### TASK DETAILS
Output an exact reproduction of the data.

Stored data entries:
--- Start ---
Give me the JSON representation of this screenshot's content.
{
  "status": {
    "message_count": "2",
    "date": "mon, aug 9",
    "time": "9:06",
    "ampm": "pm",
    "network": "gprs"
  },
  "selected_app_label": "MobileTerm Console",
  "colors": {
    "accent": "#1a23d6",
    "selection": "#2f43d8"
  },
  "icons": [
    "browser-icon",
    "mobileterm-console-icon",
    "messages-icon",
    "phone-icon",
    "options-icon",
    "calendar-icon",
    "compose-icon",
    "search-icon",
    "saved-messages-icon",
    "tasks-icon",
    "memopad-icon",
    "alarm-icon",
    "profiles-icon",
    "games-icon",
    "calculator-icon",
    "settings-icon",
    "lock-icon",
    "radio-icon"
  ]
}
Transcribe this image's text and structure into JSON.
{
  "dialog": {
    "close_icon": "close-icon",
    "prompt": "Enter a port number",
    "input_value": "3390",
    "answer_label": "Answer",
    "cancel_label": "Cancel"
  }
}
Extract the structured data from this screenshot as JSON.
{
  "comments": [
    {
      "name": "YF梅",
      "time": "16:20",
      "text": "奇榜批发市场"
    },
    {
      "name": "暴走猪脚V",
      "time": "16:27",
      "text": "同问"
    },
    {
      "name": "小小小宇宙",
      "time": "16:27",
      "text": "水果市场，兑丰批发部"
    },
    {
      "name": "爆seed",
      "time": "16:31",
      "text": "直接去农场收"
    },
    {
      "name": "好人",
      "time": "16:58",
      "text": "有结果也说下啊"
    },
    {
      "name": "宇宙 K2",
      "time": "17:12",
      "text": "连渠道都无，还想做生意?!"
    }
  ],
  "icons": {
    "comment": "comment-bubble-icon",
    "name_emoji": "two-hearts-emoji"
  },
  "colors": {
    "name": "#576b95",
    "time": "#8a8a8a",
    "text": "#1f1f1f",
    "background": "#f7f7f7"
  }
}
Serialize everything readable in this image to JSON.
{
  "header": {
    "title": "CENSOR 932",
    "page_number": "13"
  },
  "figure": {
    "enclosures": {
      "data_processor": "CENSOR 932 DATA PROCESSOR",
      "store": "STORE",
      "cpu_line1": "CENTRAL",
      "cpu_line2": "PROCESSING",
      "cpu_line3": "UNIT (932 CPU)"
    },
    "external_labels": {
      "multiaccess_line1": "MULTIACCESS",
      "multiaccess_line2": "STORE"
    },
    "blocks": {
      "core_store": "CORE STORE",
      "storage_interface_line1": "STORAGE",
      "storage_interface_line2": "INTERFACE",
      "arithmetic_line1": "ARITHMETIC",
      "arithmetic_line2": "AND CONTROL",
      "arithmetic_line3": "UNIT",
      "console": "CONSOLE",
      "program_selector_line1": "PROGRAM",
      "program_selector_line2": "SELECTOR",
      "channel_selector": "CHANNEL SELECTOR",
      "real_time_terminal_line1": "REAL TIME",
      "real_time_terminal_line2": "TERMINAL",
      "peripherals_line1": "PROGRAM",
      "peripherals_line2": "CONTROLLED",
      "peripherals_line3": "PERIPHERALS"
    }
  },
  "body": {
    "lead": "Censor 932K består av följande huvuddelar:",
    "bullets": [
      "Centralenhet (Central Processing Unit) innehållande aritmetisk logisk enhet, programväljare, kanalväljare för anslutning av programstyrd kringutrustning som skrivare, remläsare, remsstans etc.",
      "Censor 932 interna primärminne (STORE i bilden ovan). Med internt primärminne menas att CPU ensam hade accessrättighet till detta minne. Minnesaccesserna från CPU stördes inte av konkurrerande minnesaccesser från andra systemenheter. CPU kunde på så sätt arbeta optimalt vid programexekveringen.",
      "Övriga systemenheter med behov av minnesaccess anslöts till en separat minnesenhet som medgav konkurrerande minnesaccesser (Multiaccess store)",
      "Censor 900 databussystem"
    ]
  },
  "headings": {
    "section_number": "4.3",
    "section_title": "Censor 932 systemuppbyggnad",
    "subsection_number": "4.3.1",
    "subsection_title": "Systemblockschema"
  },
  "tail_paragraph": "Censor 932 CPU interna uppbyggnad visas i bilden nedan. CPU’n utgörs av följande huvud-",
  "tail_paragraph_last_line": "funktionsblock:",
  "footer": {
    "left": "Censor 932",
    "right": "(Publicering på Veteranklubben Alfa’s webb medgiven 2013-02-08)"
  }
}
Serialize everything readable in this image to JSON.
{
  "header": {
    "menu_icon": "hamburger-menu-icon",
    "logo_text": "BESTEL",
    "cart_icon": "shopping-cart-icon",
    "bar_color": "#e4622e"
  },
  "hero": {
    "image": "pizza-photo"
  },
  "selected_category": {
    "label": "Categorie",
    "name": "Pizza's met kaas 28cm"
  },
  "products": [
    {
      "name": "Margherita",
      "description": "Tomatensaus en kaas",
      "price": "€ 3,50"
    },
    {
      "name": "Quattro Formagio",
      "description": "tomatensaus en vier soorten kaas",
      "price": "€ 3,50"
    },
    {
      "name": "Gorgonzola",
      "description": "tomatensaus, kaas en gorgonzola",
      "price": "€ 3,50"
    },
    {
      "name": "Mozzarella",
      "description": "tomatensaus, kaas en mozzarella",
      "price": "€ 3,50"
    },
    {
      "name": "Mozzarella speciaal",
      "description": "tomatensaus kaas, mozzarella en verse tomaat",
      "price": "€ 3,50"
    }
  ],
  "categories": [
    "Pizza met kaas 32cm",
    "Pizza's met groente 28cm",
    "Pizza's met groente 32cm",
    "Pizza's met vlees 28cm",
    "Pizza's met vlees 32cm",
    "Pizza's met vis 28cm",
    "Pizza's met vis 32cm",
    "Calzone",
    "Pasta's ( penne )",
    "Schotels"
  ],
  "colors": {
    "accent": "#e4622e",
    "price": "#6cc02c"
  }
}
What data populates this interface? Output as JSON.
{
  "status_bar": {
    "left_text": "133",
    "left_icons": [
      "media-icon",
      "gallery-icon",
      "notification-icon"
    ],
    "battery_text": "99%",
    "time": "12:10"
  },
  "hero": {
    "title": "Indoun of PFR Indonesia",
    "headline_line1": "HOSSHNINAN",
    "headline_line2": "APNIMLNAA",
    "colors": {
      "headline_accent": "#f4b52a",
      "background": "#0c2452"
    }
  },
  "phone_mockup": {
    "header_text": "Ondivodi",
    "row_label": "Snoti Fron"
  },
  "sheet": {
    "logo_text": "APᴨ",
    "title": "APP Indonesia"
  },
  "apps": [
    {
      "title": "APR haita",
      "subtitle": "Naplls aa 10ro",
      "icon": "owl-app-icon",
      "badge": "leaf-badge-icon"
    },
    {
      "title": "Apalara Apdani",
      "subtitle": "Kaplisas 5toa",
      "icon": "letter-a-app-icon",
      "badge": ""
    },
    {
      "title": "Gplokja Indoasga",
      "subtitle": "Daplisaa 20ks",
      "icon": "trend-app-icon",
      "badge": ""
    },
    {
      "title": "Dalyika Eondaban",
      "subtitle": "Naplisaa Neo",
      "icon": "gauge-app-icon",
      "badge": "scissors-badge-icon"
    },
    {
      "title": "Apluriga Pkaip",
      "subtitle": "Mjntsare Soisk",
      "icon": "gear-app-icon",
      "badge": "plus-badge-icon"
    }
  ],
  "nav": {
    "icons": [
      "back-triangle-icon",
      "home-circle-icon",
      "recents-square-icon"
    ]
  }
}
--- End ---
### PROBLEM SOLUTION
Give me the JSON representation of this screenshot's content.
{
  "status": {
    "message_count": "2",
    "date": "mon, aug 9",
    "time": "9:06",
    "ampm": "pm",
    "network": "gprs"
  },
  "selected_app_label": "MobileTerm Console",
  "colors": {
    "accent": "#1a23d6",
    "selection": "#2f43d8"
  },
  "icons": [
    "browser-icon",
    "mobileterm-console-icon",
    "messages-icon",
    "phone-icon",
    "options-icon",
    "calendar-icon",
    "compose-icon",
    "search-icon",
    "saved-messages-icon",
    "tasks-icon",
    "memopad-icon",
    "alarm-icon",
    "profiles-icon",
    "games-icon",
    "calculator-icon",
    "settings-icon",
    "lock-icon",
    "radio-icon"
  ]
}
Transcribe this image's text and structure into JSON.
{
  "dialog": {
    "close_icon": "close-icon",
    "prompt": "Enter a port number",
    "input_value": "3390",
    "answer_label": "Answer",
    "cancel_label": "Cancel"
  }
}
Extract the structured data from this screenshot as JSON.
{
  "comments": [
    {
      "name": "YF梅",
      "time": "16:20",
      "text": "奇榜批发市场"
    },
    {
      "name": "暴走猪脚V",
      "time": "16:27",
      "text": "同问"
    },
    {
      "name": "小小小宇宙",
      "time": "16:27",
      "text": "水果市场，兑丰批发部"
    },
    {
      "name": "爆seed",
      "time": "16:31",
      "text": "直接去农场收"
    },
    {
      "name": "好人",
      "time": "16:58",
      "text": "有结果也说下啊"
    },
    {
      "name": "宇宙 K2",
      "time": "17:12",
      "text": "连渠道都无，还想做生意?!"
    }
  ],
  "icons": {
    "comment": "comment-bubble-icon",
    "name_emoji": "two-hearts-emoji"
  },
  "colors": {
    "name": "#576b95",
    "time": "#8a8a8a",
    "text": "#1f1f1f",
    "background": "#f7f7f7"
  }
}
Serialize everything readable in this image to JSON.
{
  "header": {
    "title": "CENSOR 932",
    "page_number": "13"
  },
  "figure": {
    "enclosures": {
      "data_processor": "CENSOR 932 DATA PROCESSOR",
      "store": "STORE",
      "cpu_line1": "CENTRAL",
      "cpu_line2": "PROCESSING",
      "cpu_line3": "UNIT (932 CPU)"
    },
    "external_labels": {
      "multiaccess_line1": "MULTIACCESS",
      "multiaccess_line2": "STORE"
    },
    "blocks": {
      "core_store": "CORE STORE",
      "storage_interface_line1": "STORAGE",
      "storage_interface_line2": "INTERFACE",
      "arithmetic_line1": "ARITHMETIC",
      "arithmetic_line2": "AND CONTROL",
      "arithmetic_line3": "UNIT",
      "console": "CONSOLE",
      "program_selector_line1": "PROGRAM",
      "program_selector_line2": "SELECTOR",
      "channel_selector": "CHANNEL SELECTOR",
      "real_time_terminal_line1": "REAL TIME",
      "real_time_terminal_line2": "TERMINAL",
      "peripherals_line1": "PROGRAM",
      "peripherals_line2": "CONTROLLED",
      "peripherals_line3": "PERIPHERALS"
    }
  },
  "body": {
    "lead": "Censor 932K består av följande huvuddelar:",
    "bullets": [
      "Centralenhet (Central Processing Unit) innehållande aritmetisk logisk enhet, programväljare, kanalväljare för anslutning av programstyrd kringutrustning som skrivare, remläsare, remsstans etc.",
      "Censor 932 interna primärminne (STORE i bilden ovan). Med internt primärminne menas att CPU ensam hade accessrättighet till detta minne. Minnesaccesserna från CPU stördes inte av konkurrerande minnesaccesser från andra systemenheter. CPU kunde på så sätt arbeta optimalt vid programexekveringen.",
      "Övriga systemenheter med behov av minnesaccess anslöts till en separat minnesenhet som medgav konkurrerande minnesaccesser (Multiaccess store)",
      "Censor 900 databussystem"
    ]
  },
  "headings": {
    "section_number": "4.3",
    "section_title": "Censor 932 systemuppbyggnad",
    "subsection_number": "4.3.1",
    "subsection_title": "Systemblockschema"
  },
  "tail_paragraph": "Censor 932 CPU interna uppbyggnad visas i bilden nedan. CPU’n utgörs av följande huvud-",
  "tail_paragraph_last_line": "funktionsblock:",
  "footer": {
    "left": "Censor 932",
    "right": "(Publicering på Veteranklubben Alfa’s webb medgiven 2013-02-08)"
  }
}
Serialize everything readable in this image to JSON.
{
  "header": {
    "menu_icon": "hamburger-menu-icon",
    "logo_text": "BESTEL",
    "cart_icon": "shopping-cart-icon",
    "bar_color": "#e4622e"
  },
  "hero": {
    "image": "pizza-photo"
  },
  "selected_category": {
    "label": "Categorie",
    "name": "Pizza's met kaas 28cm"
  },
  "products": [
    {
      "name": "Margherita",
      "description": "Tomatensaus en kaas",
      "price": "€ 3,50"
    },
    {
      "name": "Quattro Formagio",
      "description": "tomatensaus en vier soorten kaas",
      "price": "€ 3,50"
    },
    {
      "name": "Gorgonzola",
      "description": "tomatensaus, kaas en gorgonzola",
      "price": "€ 3,50"
    },
    {
      "name": "Mozzarella",
      "description": "tomatensaus, kaas en mozzarella",
      "price": "€ 3,50"
    },
    {
      "name": "Mozzarella speciaal",
      "description": "tomatensaus kaas, mozzarella en verse tomaat",
      "price": "€ 3,50"
    }
  ],
  "categories": [
    "Pizza met kaas 32cm",
    "Pizza's met groente 28cm",
    "Pizza's met groente 32cm",
    "Pizza's met vlees 28cm",
    "Pizza's met vlees 32cm",
    "Pizza's met vis 28cm",
    "Pizza's met vis 32cm",
    "Calzone",
    "Pasta's ( penne )",
    "Schotels"
  ],
  "colors": {
    "accent": "#e4622e",
    "price": "#6cc02c"
  }
}
What data populates this interface? Output as JSON.
{
  "status_bar": {
    "left_text": "133",
    "left_icons": [
      "media-icon",
      "gallery-icon",
      "notification-icon"
    ],
    "battery_text": "99%",
    "time": "12:10"
  },
  "hero": {
    "title": "Indoun of PFR Indonesia",
    "headline_line1": "HOSSHNINAN",
    "headline_line2": "APNIMLNAA",
    "colors": {
      "headline_accent": "#f4b52a",
      "background": "#0c2452"
    }
  },
  "phone_mockup": {
    "header_text": "Ondivodi",
    "row_label": "Snoti Fron"
  },
  "sheet": {
    "logo_text": "APᴨ",
    "title": "APP Indonesia"
  },
  "apps": [
    {
      "title": "APR haita",
      "subtitle": "Naplls aa 10ro",
      "icon": "owl-app-icon",
      "badge": "leaf-badge-icon"
    },
    {
      "title": "Apalara Apdani",
      "subtitle": "Kaplisas 5toa",
      "icon": "letter-a-app-icon",
      "badge": ""
    },
    {
      "title": "Gplokja Indoasga",
      "subtitle": "Daplisaa 20ks",
      "icon": "trend-app-icon",
      "badge": ""
    },
    {
      "title": "Dalyika Eondaban",
      "subtitle": "Naplisaa Neo",
      "icon": "gauge-app-icon",
      "badge": "scissors-badge-icon"
    },
    {
      "title": "Apluriga Pkaip",
      "subtitle": "Mjntsare Soisk",
      "icon": "gear-app-icon",
      "badge": "plus-badge-icon"
    }
  ],
  "nav": {
    "icons": [
      "back-triangle-icon",
      "home-circle-icon",
      "recents-square-icon"
    ]
  }
}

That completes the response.